▶ _INFORMATION GIVEN_:
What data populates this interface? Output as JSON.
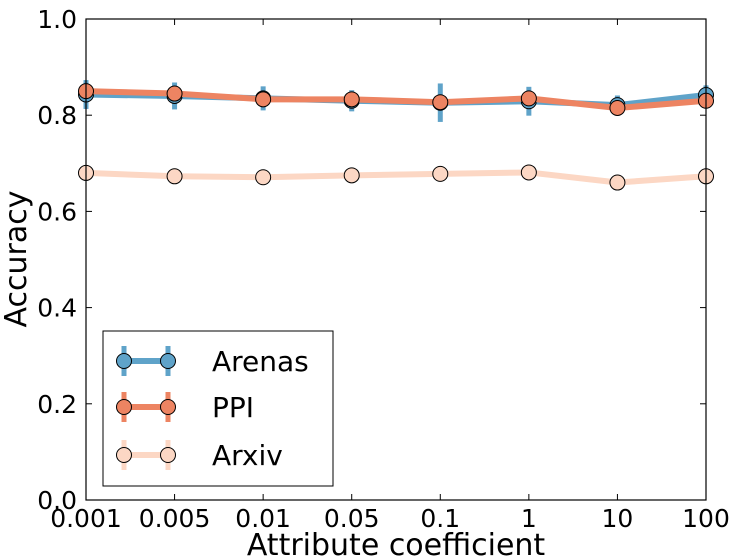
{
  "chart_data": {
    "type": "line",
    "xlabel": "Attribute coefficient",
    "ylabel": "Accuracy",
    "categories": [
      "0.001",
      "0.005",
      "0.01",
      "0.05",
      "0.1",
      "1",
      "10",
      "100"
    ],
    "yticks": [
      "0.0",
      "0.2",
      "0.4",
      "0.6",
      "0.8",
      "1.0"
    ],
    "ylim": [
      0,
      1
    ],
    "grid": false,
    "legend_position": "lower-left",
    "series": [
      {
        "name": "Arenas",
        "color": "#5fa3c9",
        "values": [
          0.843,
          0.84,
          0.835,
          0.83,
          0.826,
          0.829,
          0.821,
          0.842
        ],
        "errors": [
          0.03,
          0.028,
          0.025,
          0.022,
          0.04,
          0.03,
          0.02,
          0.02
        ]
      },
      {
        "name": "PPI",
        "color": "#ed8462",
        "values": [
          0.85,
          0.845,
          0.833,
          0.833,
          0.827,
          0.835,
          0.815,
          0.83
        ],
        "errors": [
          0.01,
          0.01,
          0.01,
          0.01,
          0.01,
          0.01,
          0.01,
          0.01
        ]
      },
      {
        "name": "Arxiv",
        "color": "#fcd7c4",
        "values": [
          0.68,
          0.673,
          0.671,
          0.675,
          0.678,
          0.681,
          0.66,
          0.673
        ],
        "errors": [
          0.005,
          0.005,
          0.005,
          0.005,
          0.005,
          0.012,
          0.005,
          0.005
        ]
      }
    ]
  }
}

▶ _TO DO_: Write the entries above out in full, exactly, with no images.

▶ _EXERCISE OUTPUT_:
What data populates this interface? Output as JSON.
{
  "chart_data": {
    "type": "line",
    "xlabel": "Attribute coefficient",
    "ylabel": "Accuracy",
    "categories": [
      "0.001",
      "0.005",
      "0.01",
      "0.05",
      "0.1",
      "1",
      "10",
      "100"
    ],
    "yticks": [
      "0.0",
      "0.2",
      "0.4",
      "0.6",
      "0.8",
      "1.0"
    ],
    "ylim": [
      0,
      1
    ],
    "grid": false,
    "legend_position": "lower-left",
    "series": [
      {
        "name": "Arenas",
        "color": "#5fa3c9",
        "values": [
          0.843,
          0.84,
          0.835,
          0.83,
          0.826,
          0.829,
          0.821,
          0.842
        ],
        "errors": [
          0.03,
          0.028,
          0.025,
          0.022,
          0.04,
          0.03,
          0.02,
          0.02
        ]
      },
      {
        "name": "PPI",
        "color": "#ed8462",
        "values": [
          0.85,
          0.845,
          0.833,
          0.833,
          0.827,
          0.835,
          0.815,
          0.83
        ],
        "errors": [
          0.01,
          0.01,
          0.01,
          0.01,
          0.01,
          0.01,
          0.01,
          0.01
        ]
      },
      {
        "name": "Arxiv",
        "color": "#fcd7c4",
        "values": [
          0.68,
          0.673,
          0.671,
          0.675,
          0.678,
          0.681,
          0.66,
          0.673
        ],
        "errors": [
          0.005,
          0.005,
          0.005,
          0.005,
          0.005,
          0.012,
          0.005,
          0.005
        ]
      }
    ]
  }
}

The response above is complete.